(Annotated element entries)
☆ ☆ ☆ ☆

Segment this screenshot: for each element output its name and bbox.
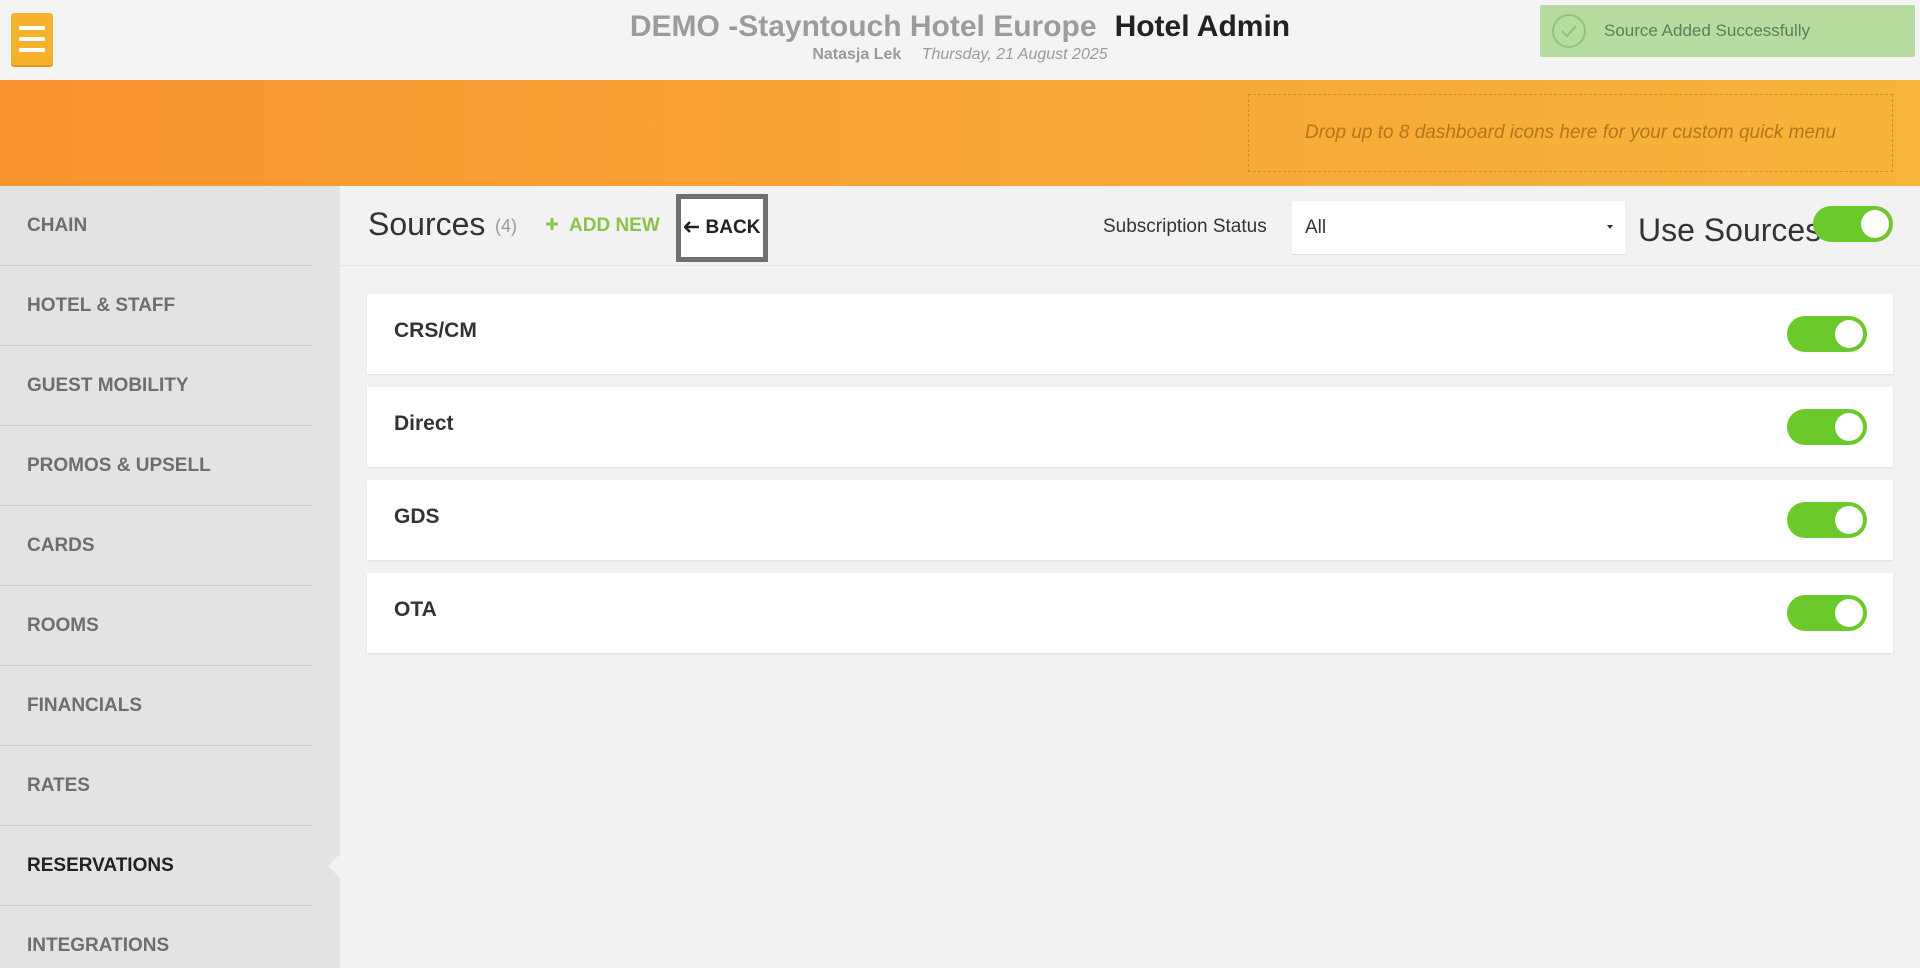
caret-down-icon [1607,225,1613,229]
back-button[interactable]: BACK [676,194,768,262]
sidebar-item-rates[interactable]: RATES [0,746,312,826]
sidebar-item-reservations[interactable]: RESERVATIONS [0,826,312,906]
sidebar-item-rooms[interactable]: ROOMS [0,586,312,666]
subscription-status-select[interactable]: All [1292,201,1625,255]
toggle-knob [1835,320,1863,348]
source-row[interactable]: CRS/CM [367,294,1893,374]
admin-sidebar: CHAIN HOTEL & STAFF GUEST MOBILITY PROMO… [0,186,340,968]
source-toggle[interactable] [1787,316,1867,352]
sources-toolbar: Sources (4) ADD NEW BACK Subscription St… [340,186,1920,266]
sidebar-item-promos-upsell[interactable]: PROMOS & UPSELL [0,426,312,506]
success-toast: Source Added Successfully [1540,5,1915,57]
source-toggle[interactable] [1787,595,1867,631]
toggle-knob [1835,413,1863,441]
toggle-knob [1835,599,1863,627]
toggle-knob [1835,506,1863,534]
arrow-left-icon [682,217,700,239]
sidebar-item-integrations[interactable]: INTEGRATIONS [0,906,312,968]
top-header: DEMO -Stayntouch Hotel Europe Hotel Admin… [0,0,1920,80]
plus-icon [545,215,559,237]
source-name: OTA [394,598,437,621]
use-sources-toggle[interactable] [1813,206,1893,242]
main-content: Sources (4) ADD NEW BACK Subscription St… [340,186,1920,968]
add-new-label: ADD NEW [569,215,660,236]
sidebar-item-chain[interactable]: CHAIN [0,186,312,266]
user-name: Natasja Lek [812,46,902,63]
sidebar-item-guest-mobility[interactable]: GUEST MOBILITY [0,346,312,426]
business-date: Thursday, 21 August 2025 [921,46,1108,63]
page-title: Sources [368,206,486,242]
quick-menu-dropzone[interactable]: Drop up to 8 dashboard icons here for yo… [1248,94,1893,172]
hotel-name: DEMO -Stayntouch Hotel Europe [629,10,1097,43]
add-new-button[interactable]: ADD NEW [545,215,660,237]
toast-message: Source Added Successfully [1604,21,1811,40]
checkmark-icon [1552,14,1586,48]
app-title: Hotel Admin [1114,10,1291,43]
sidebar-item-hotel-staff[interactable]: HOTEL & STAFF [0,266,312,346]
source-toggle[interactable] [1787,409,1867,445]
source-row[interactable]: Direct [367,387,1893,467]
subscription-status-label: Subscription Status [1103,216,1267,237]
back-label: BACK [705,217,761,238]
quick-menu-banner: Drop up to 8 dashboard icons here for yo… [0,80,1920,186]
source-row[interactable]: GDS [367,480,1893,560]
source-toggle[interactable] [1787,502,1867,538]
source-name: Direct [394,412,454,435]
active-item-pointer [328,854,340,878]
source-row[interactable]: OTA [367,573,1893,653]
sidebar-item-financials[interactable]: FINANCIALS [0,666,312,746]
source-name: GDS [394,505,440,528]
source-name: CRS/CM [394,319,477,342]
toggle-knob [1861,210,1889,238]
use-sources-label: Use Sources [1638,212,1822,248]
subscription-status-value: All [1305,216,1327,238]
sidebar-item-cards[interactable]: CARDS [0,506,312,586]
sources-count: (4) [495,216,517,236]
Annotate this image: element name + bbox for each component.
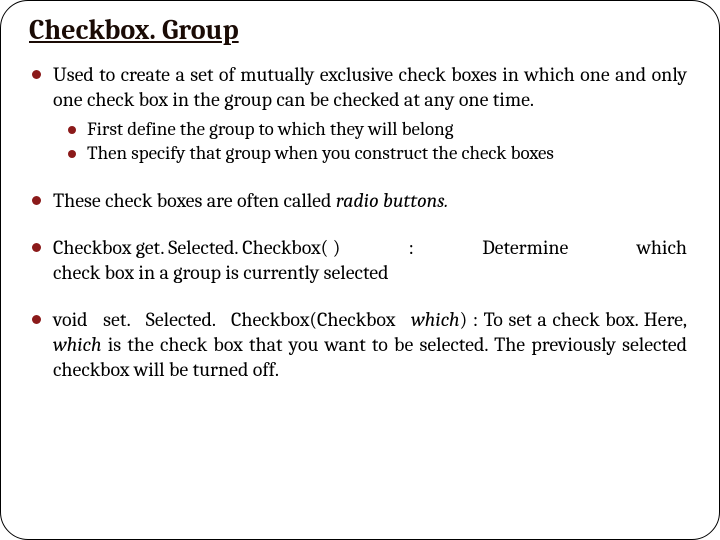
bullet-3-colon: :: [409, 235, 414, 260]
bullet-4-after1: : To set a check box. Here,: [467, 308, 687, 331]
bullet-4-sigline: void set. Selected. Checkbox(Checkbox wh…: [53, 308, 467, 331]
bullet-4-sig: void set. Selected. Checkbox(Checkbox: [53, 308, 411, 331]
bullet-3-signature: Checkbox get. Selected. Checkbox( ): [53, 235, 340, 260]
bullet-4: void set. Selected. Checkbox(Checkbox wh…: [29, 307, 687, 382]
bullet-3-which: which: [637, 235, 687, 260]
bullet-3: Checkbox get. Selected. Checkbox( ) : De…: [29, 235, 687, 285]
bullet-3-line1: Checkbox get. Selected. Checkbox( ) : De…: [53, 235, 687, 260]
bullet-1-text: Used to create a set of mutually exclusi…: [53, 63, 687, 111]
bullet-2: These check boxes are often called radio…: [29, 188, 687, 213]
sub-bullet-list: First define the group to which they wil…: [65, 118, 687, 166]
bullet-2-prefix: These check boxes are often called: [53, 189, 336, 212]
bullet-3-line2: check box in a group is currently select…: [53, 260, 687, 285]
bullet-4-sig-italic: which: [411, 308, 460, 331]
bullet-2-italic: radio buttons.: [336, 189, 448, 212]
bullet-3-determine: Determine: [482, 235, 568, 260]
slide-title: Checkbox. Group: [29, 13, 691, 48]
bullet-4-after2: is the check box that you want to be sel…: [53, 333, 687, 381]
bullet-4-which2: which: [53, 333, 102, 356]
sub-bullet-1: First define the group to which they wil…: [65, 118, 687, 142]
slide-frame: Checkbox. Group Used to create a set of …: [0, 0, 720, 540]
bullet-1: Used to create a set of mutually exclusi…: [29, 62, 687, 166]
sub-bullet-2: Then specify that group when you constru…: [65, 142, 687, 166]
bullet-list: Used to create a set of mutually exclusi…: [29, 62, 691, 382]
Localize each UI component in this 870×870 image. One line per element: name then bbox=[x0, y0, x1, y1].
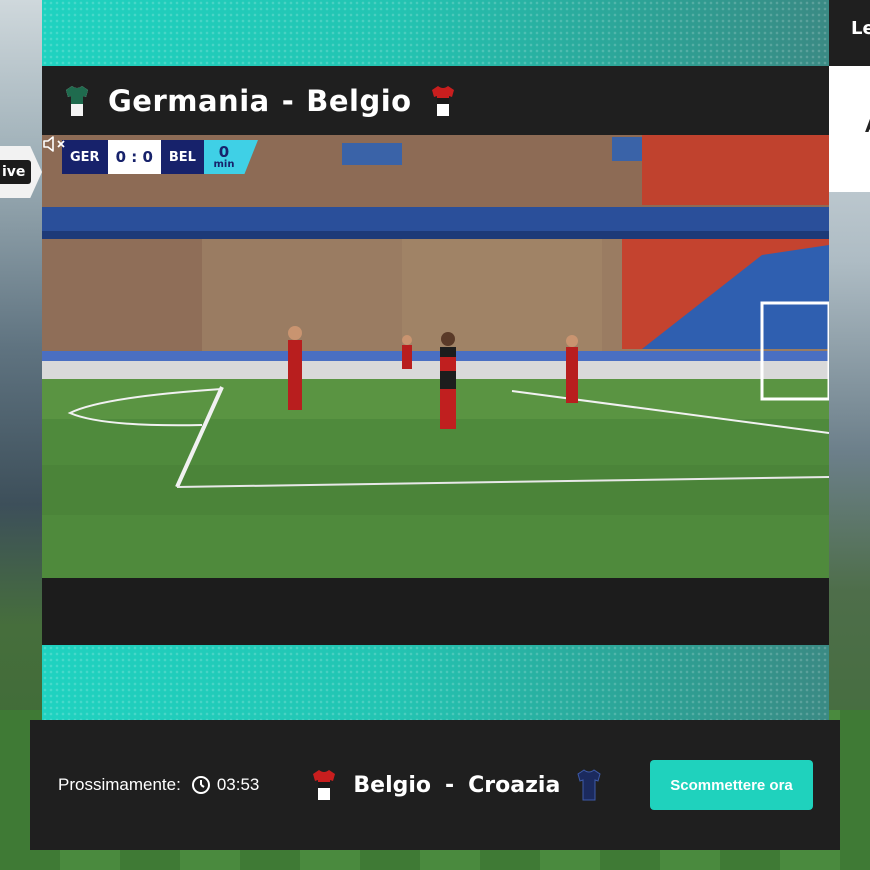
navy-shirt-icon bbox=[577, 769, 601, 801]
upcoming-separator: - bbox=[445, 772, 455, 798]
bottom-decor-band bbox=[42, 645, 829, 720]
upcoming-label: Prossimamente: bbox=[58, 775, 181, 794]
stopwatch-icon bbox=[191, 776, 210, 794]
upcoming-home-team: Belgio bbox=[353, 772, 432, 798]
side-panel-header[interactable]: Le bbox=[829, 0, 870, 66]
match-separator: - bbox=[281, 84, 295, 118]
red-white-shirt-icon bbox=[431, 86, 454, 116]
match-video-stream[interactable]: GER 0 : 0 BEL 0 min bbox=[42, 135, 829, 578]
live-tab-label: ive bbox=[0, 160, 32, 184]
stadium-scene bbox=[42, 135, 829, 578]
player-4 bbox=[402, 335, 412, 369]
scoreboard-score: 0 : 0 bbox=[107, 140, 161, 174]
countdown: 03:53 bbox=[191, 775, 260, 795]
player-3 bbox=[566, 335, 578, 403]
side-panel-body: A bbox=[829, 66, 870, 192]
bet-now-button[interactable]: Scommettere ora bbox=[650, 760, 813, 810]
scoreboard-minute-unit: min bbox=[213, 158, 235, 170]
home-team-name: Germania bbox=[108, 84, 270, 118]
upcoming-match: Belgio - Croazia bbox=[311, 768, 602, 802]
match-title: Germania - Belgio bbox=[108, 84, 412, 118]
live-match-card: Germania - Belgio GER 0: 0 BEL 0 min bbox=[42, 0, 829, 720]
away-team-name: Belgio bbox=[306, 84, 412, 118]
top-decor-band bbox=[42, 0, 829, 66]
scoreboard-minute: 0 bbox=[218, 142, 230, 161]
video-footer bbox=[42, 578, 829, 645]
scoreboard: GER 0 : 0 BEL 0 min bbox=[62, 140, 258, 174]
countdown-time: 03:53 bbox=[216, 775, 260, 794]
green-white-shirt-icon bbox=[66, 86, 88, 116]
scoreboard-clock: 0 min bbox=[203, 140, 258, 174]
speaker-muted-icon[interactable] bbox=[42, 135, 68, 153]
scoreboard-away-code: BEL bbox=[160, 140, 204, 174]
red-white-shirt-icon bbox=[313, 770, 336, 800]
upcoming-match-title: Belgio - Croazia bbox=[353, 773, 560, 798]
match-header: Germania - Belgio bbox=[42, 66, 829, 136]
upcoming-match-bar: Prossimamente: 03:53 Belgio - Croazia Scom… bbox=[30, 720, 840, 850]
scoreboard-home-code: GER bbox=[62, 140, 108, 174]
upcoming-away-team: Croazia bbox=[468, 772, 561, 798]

☆ ☆ ☆ ☆

WHAT TO DO: Pull out every line that contains the string "white".

OUTPUT BELOW:
red-white-shirt-icon bbox=[431, 86, 454, 116]
green-white-shirt-icon bbox=[66, 86, 88, 116]
red-white-shirt-icon bbox=[313, 770, 336, 800]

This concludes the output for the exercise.